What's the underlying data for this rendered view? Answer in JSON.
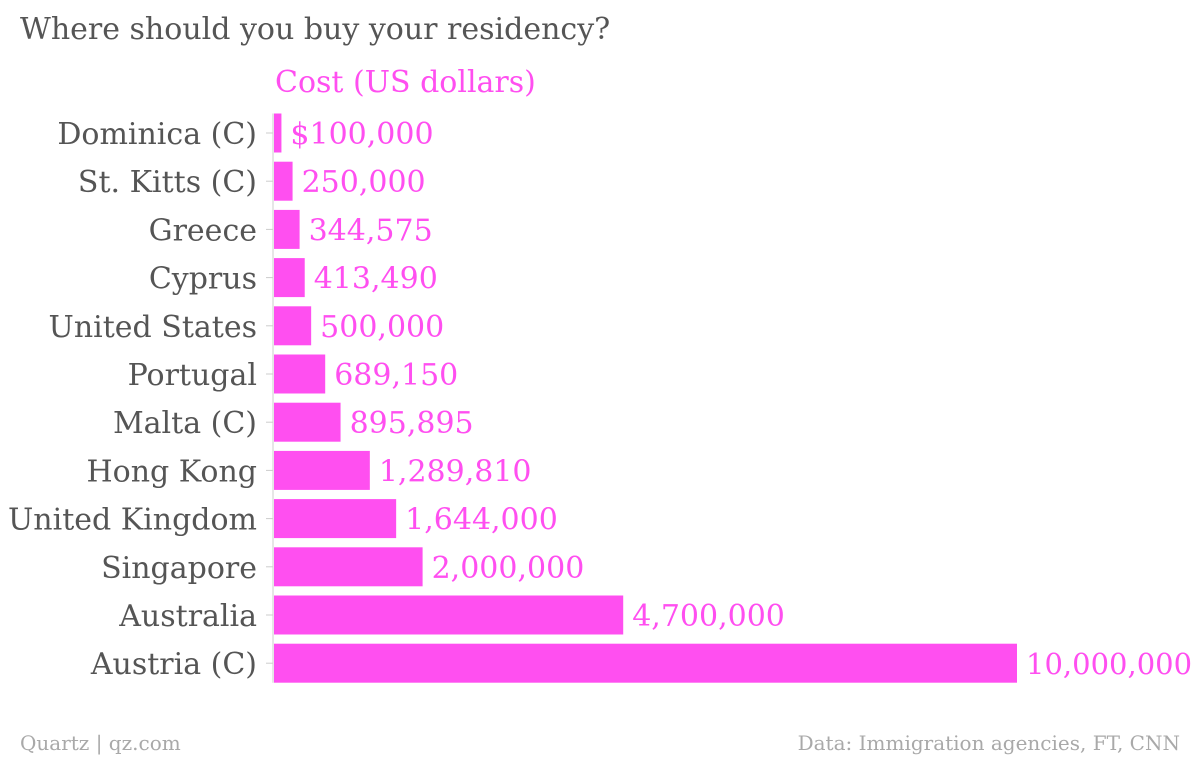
{
  "chart_data": {
    "type": "bar",
    "orientation": "horizontal",
    "title": "Where should you buy your residency?",
    "series": [
      {
        "name": "Cost (US dollars)",
        "values": [
          100000,
          250000,
          344575,
          413490,
          500000,
          689150,
          895895,
          1289810,
          1644000,
          2000000,
          4700000,
          10000000
        ],
        "labels": [
          "$100,000",
          "250,000",
          "344,575",
          "413,490",
          "500,000",
          "689,150",
          "895,895",
          "1,289,810",
          "1,644,000",
          "2,000,000",
          "4,700,000",
          "10,000,000"
        ]
      }
    ],
    "categories": [
      "Dominica (C)",
      "St. Kitts (C)",
      "Greece",
      "Cyprus",
      "United States",
      "Portugal",
      "Malta (C)",
      "Hong Kong",
      "United Kingdom",
      "Singapore",
      "Australia",
      "Austria (C)"
    ],
    "xlim": [
      0,
      10000000
    ],
    "grid": false,
    "colors": {
      "bar": "#ff4ff0",
      "series_label": "#ff4ff0",
      "category_label": "#555555",
      "title": "#555555",
      "footer": "#a9a9a9",
      "axis": "#cccccc"
    }
  },
  "footer": {
    "source_left": "Quartz | qz.com",
    "source_right": "Data: Immigration agencies, FT, CNN"
  }
}
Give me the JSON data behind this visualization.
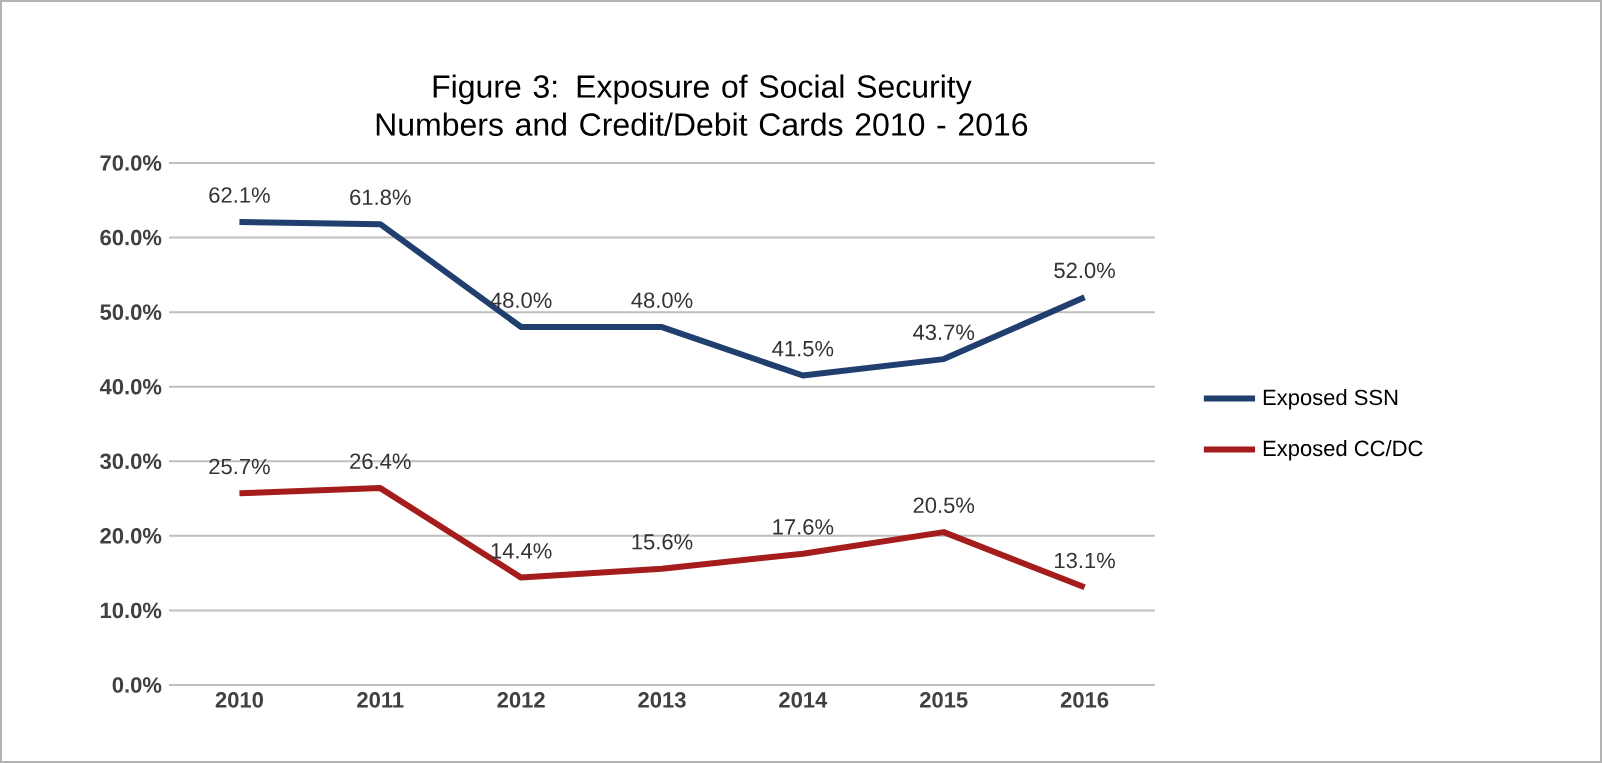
{
  "chart_data": {
    "type": "line",
    "title": "Figure 3:  Exposure of Social Security Numbers and Credit/Debit Cards 2010 - 2016",
    "categories": [
      "2010",
      "2011",
      "2012",
      "2013",
      "2014",
      "2015",
      "2016"
    ],
    "series": [
      {
        "name": "Exposed SSN",
        "color": "#203f6e",
        "values": [
          62.1,
          61.8,
          48.0,
          48.0,
          41.5,
          43.7,
          52.0
        ],
        "value_labels": [
          "62.1%",
          "61.8%",
          "48.0%",
          "48.0%",
          "41.5%",
          "43.7%",
          "52.0%"
        ]
      },
      {
        "name": "Exposed CC/DC",
        "color": "#a51c1c",
        "values": [
          25.7,
          26.4,
          14.4,
          15.6,
          17.6,
          20.5,
          13.1
        ],
        "value_labels": [
          "25.7%",
          "26.4%",
          "14.4%",
          "15.6%",
          "17.6%",
          "20.5%",
          "13.1%"
        ]
      }
    ],
    "ylim": [
      0,
      70
    ],
    "yticks": [
      {
        "value": 0,
        "label": "0.0%"
      },
      {
        "value": 10,
        "label": "10.0%"
      },
      {
        "value": 20,
        "label": "20.0%"
      },
      {
        "value": 30,
        "label": "30.0%"
      },
      {
        "value": 40,
        "label": "40.0%"
      },
      {
        "value": 50,
        "label": "50.0%"
      },
      {
        "value": 60,
        "label": "60.0%"
      },
      {
        "value": 70,
        "label": "70.0%"
      }
    ],
    "grid": "y",
    "legend": "right",
    "marker": "none",
    "line_style": "solid"
  }
}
-=-=-
Exercise directions ->
Pull out each line containing the word "name" and copy it.

Output for this task ->
        "name": "Cost (US dollars)",
        "name": "Exposed SSN",
        "name": "Exposed CC/DC",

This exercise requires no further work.